Extract every line of the material below verbatim, without adding, dropping, or changing anything.

:: ENTRIES SUPPLIED ::
________

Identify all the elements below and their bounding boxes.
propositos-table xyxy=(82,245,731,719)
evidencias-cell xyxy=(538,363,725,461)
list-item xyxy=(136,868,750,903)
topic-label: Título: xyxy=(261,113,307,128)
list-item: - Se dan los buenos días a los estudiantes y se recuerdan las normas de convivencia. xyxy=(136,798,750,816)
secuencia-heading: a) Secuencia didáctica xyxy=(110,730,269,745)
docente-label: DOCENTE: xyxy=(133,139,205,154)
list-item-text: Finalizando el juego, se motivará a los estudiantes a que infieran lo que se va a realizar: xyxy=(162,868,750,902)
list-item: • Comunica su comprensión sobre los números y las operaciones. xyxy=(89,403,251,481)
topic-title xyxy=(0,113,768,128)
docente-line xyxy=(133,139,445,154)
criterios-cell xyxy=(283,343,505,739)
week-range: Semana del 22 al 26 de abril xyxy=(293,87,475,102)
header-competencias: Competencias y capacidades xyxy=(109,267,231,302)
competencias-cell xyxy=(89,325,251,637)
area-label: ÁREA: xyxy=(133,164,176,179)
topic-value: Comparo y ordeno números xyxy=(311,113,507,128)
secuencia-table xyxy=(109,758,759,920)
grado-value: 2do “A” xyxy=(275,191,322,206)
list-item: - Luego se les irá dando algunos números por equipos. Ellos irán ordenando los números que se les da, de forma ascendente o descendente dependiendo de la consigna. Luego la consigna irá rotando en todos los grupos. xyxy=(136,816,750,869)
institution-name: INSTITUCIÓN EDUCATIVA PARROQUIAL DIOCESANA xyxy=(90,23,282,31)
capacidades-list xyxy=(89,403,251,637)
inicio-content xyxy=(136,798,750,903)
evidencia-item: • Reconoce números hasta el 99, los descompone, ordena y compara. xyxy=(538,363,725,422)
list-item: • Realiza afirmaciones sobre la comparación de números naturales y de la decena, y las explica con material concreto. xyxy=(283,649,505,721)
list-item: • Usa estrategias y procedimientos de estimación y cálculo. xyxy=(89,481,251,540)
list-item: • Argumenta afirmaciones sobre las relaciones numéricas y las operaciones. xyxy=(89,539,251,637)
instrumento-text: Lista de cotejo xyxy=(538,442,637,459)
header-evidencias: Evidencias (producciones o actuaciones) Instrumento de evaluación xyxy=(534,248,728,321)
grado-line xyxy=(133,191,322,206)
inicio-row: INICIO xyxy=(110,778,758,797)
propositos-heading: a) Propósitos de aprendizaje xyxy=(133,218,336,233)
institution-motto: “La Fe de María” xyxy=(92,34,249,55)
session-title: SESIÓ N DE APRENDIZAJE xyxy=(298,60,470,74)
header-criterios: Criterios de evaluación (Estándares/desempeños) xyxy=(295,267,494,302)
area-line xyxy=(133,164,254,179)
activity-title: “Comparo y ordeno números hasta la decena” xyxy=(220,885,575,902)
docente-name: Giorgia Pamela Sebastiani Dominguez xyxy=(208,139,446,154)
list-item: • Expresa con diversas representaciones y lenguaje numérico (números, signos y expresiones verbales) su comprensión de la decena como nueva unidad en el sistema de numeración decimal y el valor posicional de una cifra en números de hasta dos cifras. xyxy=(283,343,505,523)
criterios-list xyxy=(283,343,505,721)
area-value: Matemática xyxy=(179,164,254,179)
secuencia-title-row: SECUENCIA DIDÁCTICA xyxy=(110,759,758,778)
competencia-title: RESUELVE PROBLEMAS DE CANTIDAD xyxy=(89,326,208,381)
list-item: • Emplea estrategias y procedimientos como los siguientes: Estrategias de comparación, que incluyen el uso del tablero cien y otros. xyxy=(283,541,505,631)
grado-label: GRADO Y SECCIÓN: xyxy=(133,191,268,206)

________

:: SOLUTION FOR THIS TASK ::
Identify all the elements below and their bounding boxes.
propositos-table xyxy=(82,245,731,719)
evidencias-cell xyxy=(538,363,725,461)
list-item xyxy=(136,868,750,903)
topic-label: Título: xyxy=(261,113,307,128)
list-item: - Se dan los buenos días a los estudiantes y se recuerdan las normas de convivencia. xyxy=(136,798,750,816)
secuencia-heading: a) Secuencia didáctica xyxy=(110,730,269,745)
docente-label: DOCENTE: xyxy=(133,139,205,154)
list-item-text: Finalizando el juego, se motivará a los estudiantes a que infieran lo que se va a realizar: xyxy=(162,868,750,902)
list-item: • Comunica su comprensión sobre los números y las operaciones. xyxy=(89,403,251,481)
topic-title xyxy=(0,113,768,128)
docente-line xyxy=(133,139,445,154)
criterios-cell xyxy=(283,343,505,739)
week-range: Semana del 22 al 26 de abril xyxy=(293,87,475,102)
header-competencias: Competencias y capacidades xyxy=(109,267,231,302)
competencias-cell xyxy=(89,325,251,637)
area-label: ÁREA: xyxy=(133,164,176,179)
topic-value: Comparo y ordeno números xyxy=(311,113,507,128)
secuencia-table xyxy=(109,758,759,920)
grado-value: 2do “A” xyxy=(275,191,322,206)
list-item: - Luego se les irá dando algunos números por equipos. Ellos irán ordenando los números que se les da, de forma ascendente o descendente dependiendo de la consigna. Luego la consigna irá rotando en todos los grupos. xyxy=(136,816,750,869)
institution-name: INSTITUCIÓN EDUCATIVA PARROQUIAL DIOCESANA xyxy=(90,23,282,31)
capacidades-list xyxy=(89,403,251,637)
inicio-content xyxy=(136,798,750,903)
evidencia-item: • Reconoce números hasta el 99, los descompone, ordena y compara. xyxy=(538,363,725,422)
list-item: • Realiza afirmaciones sobre la comparación de números naturales y de la decena, y las explica con material concreto. xyxy=(283,649,505,721)
list-item: • Usa estrategias y procedimientos de estimación y cálculo. xyxy=(89,481,251,540)
list-item: • Argumenta afirmaciones sobre las relaciones numéricas y las operaciones. xyxy=(89,539,251,637)
instrumento-text: Lista de cotejo xyxy=(538,442,637,459)
header-evidencias: Evidencias (producciones o actuaciones) Instrumento de evaluación xyxy=(534,248,728,321)
grado-line xyxy=(133,191,322,206)
inicio-row: INICIO xyxy=(110,778,758,797)
propositos-heading: a) Propósitos de aprendizaje xyxy=(133,218,336,233)
institution-motto: “La Fe de María” xyxy=(92,34,249,55)
session-title: SESIÓ N DE APRENDIZAJE xyxy=(298,60,470,74)
header-criterios: Criterios de evaluación (Estándares/desempeños) xyxy=(295,267,494,302)
area-line xyxy=(133,164,254,179)
activity-title: “Comparo y ordeno números hasta la decena” xyxy=(220,885,575,902)
docente-name: Giorgia Pamela Sebastiani Dominguez xyxy=(208,139,446,154)
list-item: • Expresa con diversas representaciones y lenguaje numérico (números, signos y expresiones verbales) su comprensión de la decena como nueva unidad en el sistema de numeración decimal y el valor posicional de una cifra en números de hasta dos cifras. xyxy=(283,343,505,523)
criterios-list xyxy=(283,343,505,721)
area-value: Matemática xyxy=(179,164,254,179)
secuencia-title-row: SECUENCIA DIDÁCTICA xyxy=(110,759,758,778)
competencia-title: RESUELVE PROBLEMAS DE CANTIDAD xyxy=(89,326,208,381)
list-item: • Emplea estrategias y procedimientos como los siguientes: Estrategias de comparación, que incluyen el uso del tablero cien y otros. xyxy=(283,541,505,631)
grado-label: GRADO Y SECCIÓN: xyxy=(133,191,268,206)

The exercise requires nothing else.